TASK DIRECTIONS:
Here are some entries; quote each one exactly.
--- start INFORMATION GIVEN ---
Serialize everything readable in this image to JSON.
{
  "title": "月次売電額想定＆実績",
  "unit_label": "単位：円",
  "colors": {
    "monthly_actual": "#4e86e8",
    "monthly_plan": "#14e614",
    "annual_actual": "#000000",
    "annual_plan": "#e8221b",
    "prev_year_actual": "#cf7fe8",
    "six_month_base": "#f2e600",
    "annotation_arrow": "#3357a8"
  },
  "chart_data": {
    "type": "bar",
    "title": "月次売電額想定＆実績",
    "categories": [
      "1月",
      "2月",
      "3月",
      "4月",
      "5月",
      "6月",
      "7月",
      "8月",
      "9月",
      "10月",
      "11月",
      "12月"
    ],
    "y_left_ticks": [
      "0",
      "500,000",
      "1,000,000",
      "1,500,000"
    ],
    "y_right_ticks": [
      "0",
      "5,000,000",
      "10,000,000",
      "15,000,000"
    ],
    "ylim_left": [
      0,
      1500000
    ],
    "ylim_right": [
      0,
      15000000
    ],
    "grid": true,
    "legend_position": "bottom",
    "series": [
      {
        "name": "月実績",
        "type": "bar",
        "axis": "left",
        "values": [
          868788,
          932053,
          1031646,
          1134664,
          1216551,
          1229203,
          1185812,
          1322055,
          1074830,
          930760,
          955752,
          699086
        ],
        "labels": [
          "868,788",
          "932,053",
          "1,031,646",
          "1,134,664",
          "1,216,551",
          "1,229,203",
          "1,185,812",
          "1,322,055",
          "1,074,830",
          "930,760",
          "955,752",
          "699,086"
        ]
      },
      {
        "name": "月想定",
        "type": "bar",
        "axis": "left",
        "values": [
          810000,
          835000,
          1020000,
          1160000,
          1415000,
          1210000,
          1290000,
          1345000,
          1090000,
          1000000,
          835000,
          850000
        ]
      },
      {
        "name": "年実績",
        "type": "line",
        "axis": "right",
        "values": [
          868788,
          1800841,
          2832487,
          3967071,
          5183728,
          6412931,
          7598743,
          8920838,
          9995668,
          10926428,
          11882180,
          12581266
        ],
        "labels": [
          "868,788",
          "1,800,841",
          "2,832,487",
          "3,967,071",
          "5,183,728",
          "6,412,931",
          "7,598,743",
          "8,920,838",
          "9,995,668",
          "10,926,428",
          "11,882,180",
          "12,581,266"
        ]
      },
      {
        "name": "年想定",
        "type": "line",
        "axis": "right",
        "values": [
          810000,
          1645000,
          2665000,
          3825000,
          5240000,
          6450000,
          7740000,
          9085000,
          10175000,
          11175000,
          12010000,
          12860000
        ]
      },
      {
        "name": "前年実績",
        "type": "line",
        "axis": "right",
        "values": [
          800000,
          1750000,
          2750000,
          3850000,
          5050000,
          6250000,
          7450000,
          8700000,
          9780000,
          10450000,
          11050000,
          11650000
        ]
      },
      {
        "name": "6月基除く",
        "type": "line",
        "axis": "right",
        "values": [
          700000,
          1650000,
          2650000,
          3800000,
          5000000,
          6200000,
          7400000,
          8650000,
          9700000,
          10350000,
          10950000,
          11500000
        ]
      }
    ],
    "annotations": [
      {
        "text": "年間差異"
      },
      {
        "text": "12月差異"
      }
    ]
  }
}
--- end INFORMATION GIVEN ---
RESULT OF THE TASK:
Serialize everything readable in this image to JSON.
{
  "title": "月次売電額想定＆実績",
  "unit_label": "単位：円",
  "colors": {
    "monthly_actual": "#4e86e8",
    "monthly_plan": "#14e614",
    "annual_actual": "#000000",
    "annual_plan": "#e8221b",
    "prev_year_actual": "#cf7fe8",
    "six_month_base": "#f2e600",
    "annotation_arrow": "#3357a8"
  },
  "chart_data": {
    "type": "bar",
    "title": "月次売電額想定＆実績",
    "categories": [
      "1月",
      "2月",
      "3月",
      "4月",
      "5月",
      "6月",
      "7月",
      "8月",
      "9月",
      "10月",
      "11月",
      "12月"
    ],
    "y_left_ticks": [
      "0",
      "500,000",
      "1,000,000",
      "1,500,000"
    ],
    "y_right_ticks": [
      "0",
      "5,000,000",
      "10,000,000",
      "15,000,000"
    ],
    "ylim_left": [
      0,
      1500000
    ],
    "ylim_right": [
      0,
      15000000
    ],
    "grid": true,
    "legend_position": "bottom",
    "series": [
      {
        "name": "月実績",
        "type": "bar",
        "axis": "left",
        "values": [
          868788,
          932053,
          1031646,
          1134664,
          1216551,
          1229203,
          1185812,
          1322055,
          1074830,
          930760,
          955752,
          699086
        ],
        "labels": [
          "868,788",
          "932,053",
          "1,031,646",
          "1,134,664",
          "1,216,551",
          "1,229,203",
          "1,185,812",
          "1,322,055",
          "1,074,830",
          "930,760",
          "955,752",
          "699,086"
        ]
      },
      {
        "name": "月想定",
        "type": "bar",
        "axis": "left",
        "values": [
          810000,
          835000,
          1020000,
          1160000,
          1415000,
          1210000,
          1290000,
          1345000,
          1090000,
          1000000,
          835000,
          850000
        ]
      },
      {
        "name": "年実績",
        "type": "line",
        "axis": "right",
        "values": [
          868788,
          1800841,
          2832487,
          3967071,
          5183728,
          6412931,
          7598743,
          8920838,
          9995668,
          10926428,
          11882180,
          12581266
        ],
        "labels": [
          "868,788",
          "1,800,841",
          "2,832,487",
          "3,967,071",
          "5,183,728",
          "6,412,931",
          "7,598,743",
          "8,920,838",
          "9,995,668",
          "10,926,428",
          "11,882,180",
          "12,581,266"
        ]
      },
      {
        "name": "年想定",
        "type": "line",
        "axis": "right",
        "values": [
          810000,
          1645000,
          2665000,
          3825000,
          5240000,
          6450000,
          7740000,
          9085000,
          10175000,
          11175000,
          12010000,
          12860000
        ]
      },
      {
        "name": "前年実績",
        "type": "line",
        "axis": "right",
        "values": [
          800000,
          1750000,
          2750000,
          3850000,
          5050000,
          6250000,
          7450000,
          8700000,
          9780000,
          10450000,
          11050000,
          11650000
        ]
      },
      {
        "name": "6月基除く",
        "type": "line",
        "axis": "right",
        "values": [
          700000,
          1650000,
          2650000,
          3800000,
          5000000,
          6200000,
          7400000,
          8650000,
          9700000,
          10350000,
          10950000,
          11500000
        ]
      }
    ],
    "annotations": [
      {
        "text": "年間差異"
      },
      {
        "text": "12月差異"
      }
    ]
  }
}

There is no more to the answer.